DIRECTIONS => Output the material word for word. Leave each picture out.

TASK DATA =>
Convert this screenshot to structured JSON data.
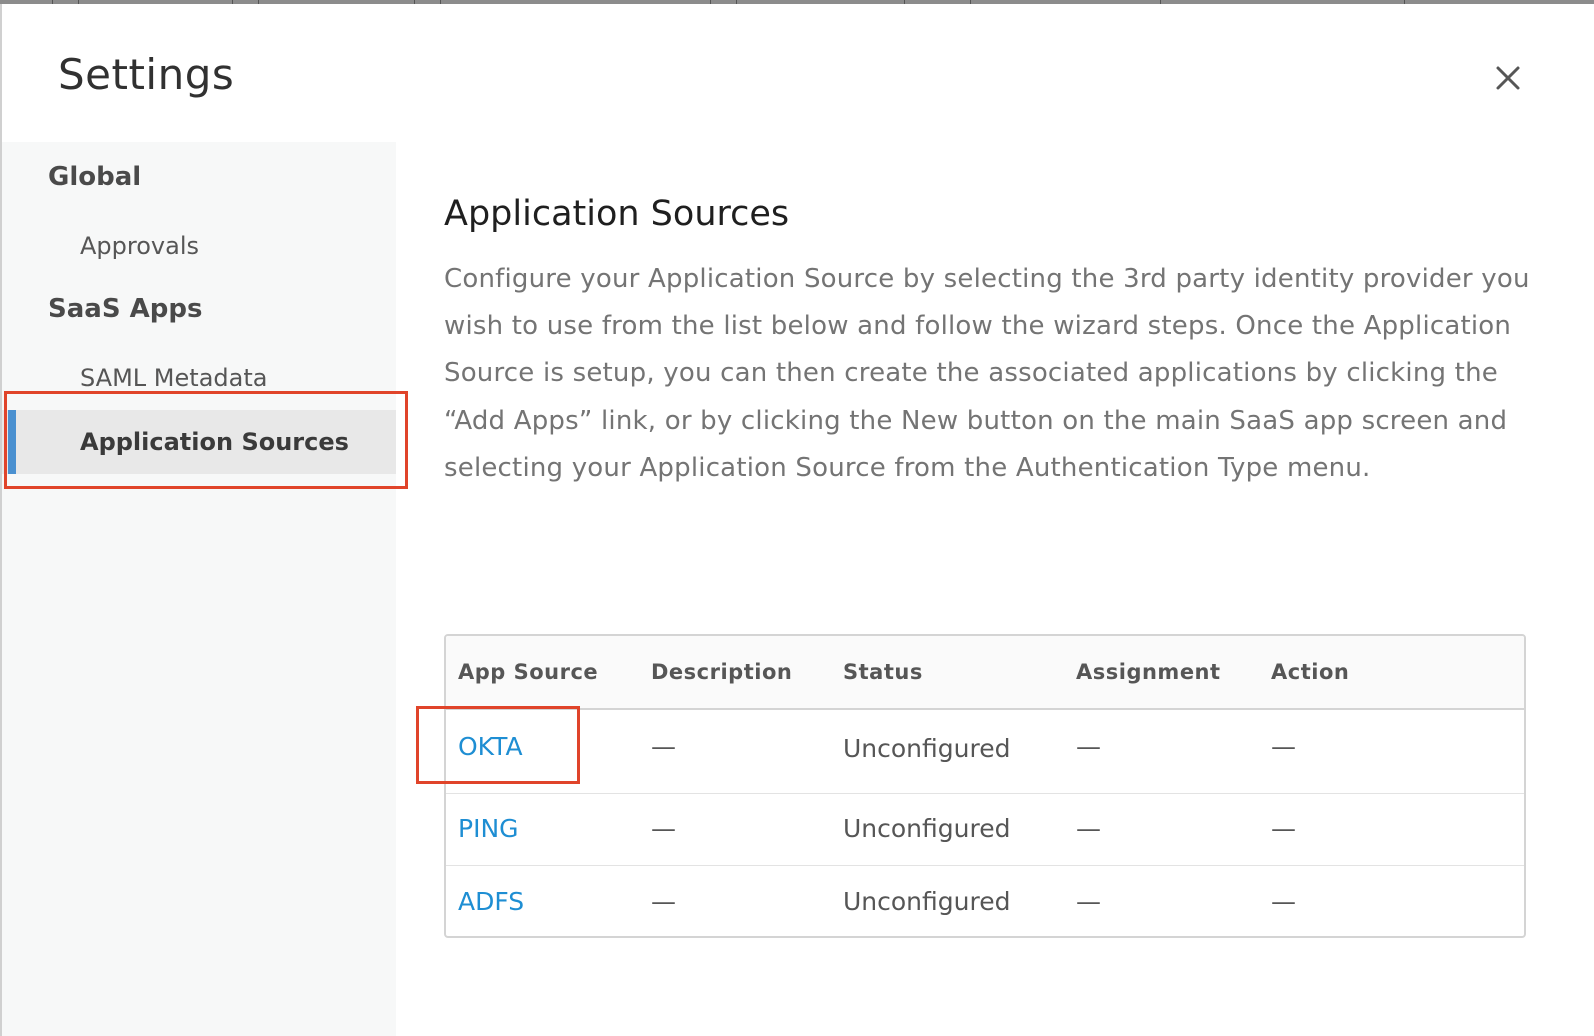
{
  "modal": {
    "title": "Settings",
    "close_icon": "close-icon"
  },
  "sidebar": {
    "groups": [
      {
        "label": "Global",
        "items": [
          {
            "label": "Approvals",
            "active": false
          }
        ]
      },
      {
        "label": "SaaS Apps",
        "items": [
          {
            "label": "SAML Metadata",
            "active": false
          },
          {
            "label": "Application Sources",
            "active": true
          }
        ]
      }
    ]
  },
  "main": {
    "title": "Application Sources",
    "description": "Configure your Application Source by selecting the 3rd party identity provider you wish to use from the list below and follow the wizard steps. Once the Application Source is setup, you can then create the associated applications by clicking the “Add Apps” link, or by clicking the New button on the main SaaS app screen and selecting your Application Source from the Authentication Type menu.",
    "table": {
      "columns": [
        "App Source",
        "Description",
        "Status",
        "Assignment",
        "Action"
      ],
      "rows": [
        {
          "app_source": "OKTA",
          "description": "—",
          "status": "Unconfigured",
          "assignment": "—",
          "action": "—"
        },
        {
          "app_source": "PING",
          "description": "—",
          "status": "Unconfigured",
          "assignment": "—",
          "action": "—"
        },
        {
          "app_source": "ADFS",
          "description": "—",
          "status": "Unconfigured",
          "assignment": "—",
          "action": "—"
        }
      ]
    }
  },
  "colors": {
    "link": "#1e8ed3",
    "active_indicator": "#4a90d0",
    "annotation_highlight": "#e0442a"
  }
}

WRITTEN REPLY =>
Convert this screenshot to structured JSON data.
{
  "modal": {
    "title": "Settings",
    "close_icon": "close-icon"
  },
  "sidebar": {
    "groups": [
      {
        "label": "Global",
        "items": [
          {
            "label": "Approvals",
            "active": false
          }
        ]
      },
      {
        "label": "SaaS Apps",
        "items": [
          {
            "label": "SAML Metadata",
            "active": false
          },
          {
            "label": "Application Sources",
            "active": true
          }
        ]
      }
    ]
  },
  "main": {
    "title": "Application Sources",
    "description": "Configure your Application Source by selecting the 3rd party identity provider you wish to use from the list below and follow the wizard steps. Once the Application Source is setup, you can then create the associated applications by clicking the “Add Apps” link, or by clicking the New button on the main SaaS app screen and selecting your Application Source from the Authentication Type menu.",
    "table": {
      "columns": [
        "App Source",
        "Description",
        "Status",
        "Assignment",
        "Action"
      ],
      "rows": [
        {
          "app_source": "OKTA",
          "description": "—",
          "status": "Unconfigured",
          "assignment": "—",
          "action": "—"
        },
        {
          "app_source": "PING",
          "description": "—",
          "status": "Unconfigured",
          "assignment": "—",
          "action": "—"
        },
        {
          "app_source": "ADFS",
          "description": "—",
          "status": "Unconfigured",
          "assignment": "—",
          "action": "—"
        }
      ]
    }
  },
  "colors": {
    "link": "#1e8ed3",
    "active_indicator": "#4a90d0",
    "annotation_highlight": "#e0442a"
  }
}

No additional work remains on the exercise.